━━━ Available records ━━━
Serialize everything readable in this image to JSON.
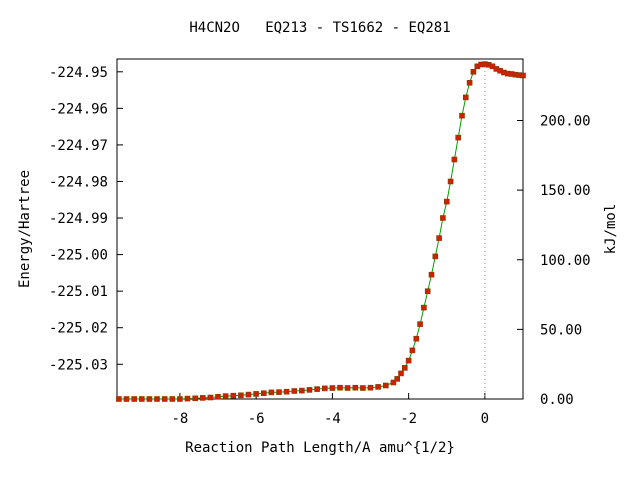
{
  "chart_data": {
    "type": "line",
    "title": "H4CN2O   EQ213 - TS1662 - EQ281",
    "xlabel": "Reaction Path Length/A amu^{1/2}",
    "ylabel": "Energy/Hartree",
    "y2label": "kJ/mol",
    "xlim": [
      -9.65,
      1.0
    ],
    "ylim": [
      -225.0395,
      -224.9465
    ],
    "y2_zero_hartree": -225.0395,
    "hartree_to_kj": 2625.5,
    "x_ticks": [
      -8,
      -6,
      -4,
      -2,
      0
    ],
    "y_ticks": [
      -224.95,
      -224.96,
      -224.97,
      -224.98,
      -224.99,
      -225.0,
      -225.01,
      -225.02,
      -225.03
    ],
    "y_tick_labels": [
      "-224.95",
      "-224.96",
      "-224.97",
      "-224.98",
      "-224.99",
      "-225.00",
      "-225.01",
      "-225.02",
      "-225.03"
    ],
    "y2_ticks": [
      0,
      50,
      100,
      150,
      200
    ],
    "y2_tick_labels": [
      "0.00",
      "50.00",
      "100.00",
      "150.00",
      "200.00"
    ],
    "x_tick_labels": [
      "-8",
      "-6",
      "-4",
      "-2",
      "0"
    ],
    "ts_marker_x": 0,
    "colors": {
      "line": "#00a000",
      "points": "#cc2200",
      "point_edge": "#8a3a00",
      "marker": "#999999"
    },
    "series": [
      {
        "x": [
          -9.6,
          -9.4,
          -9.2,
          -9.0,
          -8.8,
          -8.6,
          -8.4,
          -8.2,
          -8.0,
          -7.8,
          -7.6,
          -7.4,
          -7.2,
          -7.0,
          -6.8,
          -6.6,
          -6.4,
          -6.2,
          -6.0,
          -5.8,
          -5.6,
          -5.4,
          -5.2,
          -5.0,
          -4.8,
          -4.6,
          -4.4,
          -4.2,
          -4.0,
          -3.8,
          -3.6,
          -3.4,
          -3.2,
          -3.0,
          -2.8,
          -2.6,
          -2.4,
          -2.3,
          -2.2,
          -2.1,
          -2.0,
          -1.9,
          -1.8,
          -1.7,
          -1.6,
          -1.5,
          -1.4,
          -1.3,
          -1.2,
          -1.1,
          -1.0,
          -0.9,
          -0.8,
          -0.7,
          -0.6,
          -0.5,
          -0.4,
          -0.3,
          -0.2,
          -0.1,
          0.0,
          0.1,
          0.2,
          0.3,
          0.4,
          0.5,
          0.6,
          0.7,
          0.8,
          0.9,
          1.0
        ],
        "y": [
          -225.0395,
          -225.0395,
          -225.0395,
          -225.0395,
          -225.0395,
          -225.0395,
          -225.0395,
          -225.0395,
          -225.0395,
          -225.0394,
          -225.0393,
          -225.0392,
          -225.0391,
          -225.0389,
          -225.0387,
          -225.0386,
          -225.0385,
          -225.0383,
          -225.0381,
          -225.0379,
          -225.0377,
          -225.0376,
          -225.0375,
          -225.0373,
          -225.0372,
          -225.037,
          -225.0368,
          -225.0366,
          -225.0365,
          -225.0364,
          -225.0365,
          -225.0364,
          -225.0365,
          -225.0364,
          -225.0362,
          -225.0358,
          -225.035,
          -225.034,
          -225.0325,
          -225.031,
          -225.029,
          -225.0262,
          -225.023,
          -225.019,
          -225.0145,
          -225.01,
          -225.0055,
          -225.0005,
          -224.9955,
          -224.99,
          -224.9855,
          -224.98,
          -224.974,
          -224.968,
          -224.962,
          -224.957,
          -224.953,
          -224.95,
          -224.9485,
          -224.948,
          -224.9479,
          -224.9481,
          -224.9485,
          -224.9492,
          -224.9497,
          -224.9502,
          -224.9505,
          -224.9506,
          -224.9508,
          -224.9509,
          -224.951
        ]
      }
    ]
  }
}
━━━
# The task:
Copy out every line of the material above exactly, skipping the pictures.

# Complete answer:
Serialize everything readable in this image to JSON.
{
  "chart_data": {
    "type": "line",
    "title": "H4CN2O   EQ213 - TS1662 - EQ281",
    "xlabel": "Reaction Path Length/A amu^{1/2}",
    "ylabel": "Energy/Hartree",
    "y2label": "kJ/mol",
    "xlim": [
      -9.65,
      1.0
    ],
    "ylim": [
      -225.0395,
      -224.9465
    ],
    "y2_zero_hartree": -225.0395,
    "hartree_to_kj": 2625.5,
    "x_ticks": [
      -8,
      -6,
      -4,
      -2,
      0
    ],
    "y_ticks": [
      -224.95,
      -224.96,
      -224.97,
      -224.98,
      -224.99,
      -225.0,
      -225.01,
      -225.02,
      -225.03
    ],
    "y_tick_labels": [
      "-224.95",
      "-224.96",
      "-224.97",
      "-224.98",
      "-224.99",
      "-225.00",
      "-225.01",
      "-225.02",
      "-225.03"
    ],
    "y2_ticks": [
      0,
      50,
      100,
      150,
      200
    ],
    "y2_tick_labels": [
      "0.00",
      "50.00",
      "100.00",
      "150.00",
      "200.00"
    ],
    "x_tick_labels": [
      "-8",
      "-6",
      "-4",
      "-2",
      "0"
    ],
    "ts_marker_x": 0,
    "colors": {
      "line": "#00a000",
      "points": "#cc2200",
      "point_edge": "#8a3a00",
      "marker": "#999999"
    },
    "series": [
      {
        "x": [
          -9.6,
          -9.4,
          -9.2,
          -9.0,
          -8.8,
          -8.6,
          -8.4,
          -8.2,
          -8.0,
          -7.8,
          -7.6,
          -7.4,
          -7.2,
          -7.0,
          -6.8,
          -6.6,
          -6.4,
          -6.2,
          -6.0,
          -5.8,
          -5.6,
          -5.4,
          -5.2,
          -5.0,
          -4.8,
          -4.6,
          -4.4,
          -4.2,
          -4.0,
          -3.8,
          -3.6,
          -3.4,
          -3.2,
          -3.0,
          -2.8,
          -2.6,
          -2.4,
          -2.3,
          -2.2,
          -2.1,
          -2.0,
          -1.9,
          -1.8,
          -1.7,
          -1.6,
          -1.5,
          -1.4,
          -1.3,
          -1.2,
          -1.1,
          -1.0,
          -0.9,
          -0.8,
          -0.7,
          -0.6,
          -0.5,
          -0.4,
          -0.3,
          -0.2,
          -0.1,
          0.0,
          0.1,
          0.2,
          0.3,
          0.4,
          0.5,
          0.6,
          0.7,
          0.8,
          0.9,
          1.0
        ],
        "y": [
          -225.0395,
          -225.0395,
          -225.0395,
          -225.0395,
          -225.0395,
          -225.0395,
          -225.0395,
          -225.0395,
          -225.0395,
          -225.0394,
          -225.0393,
          -225.0392,
          -225.0391,
          -225.0389,
          -225.0387,
          -225.0386,
          -225.0385,
          -225.0383,
          -225.0381,
          -225.0379,
          -225.0377,
          -225.0376,
          -225.0375,
          -225.0373,
          -225.0372,
          -225.037,
          -225.0368,
          -225.0366,
          -225.0365,
          -225.0364,
          -225.0365,
          -225.0364,
          -225.0365,
          -225.0364,
          -225.0362,
          -225.0358,
          -225.035,
          -225.034,
          -225.0325,
          -225.031,
          -225.029,
          -225.0262,
          -225.023,
          -225.019,
          -225.0145,
          -225.01,
          -225.0055,
          -225.0005,
          -224.9955,
          -224.99,
          -224.9855,
          -224.98,
          -224.974,
          -224.968,
          -224.962,
          -224.957,
          -224.953,
          -224.95,
          -224.9485,
          -224.948,
          -224.9479,
          -224.9481,
          -224.9485,
          -224.9492,
          -224.9497,
          -224.9502,
          -224.9505,
          -224.9506,
          -224.9508,
          -224.9509,
          -224.951
        ]
      }
    ]
  }
}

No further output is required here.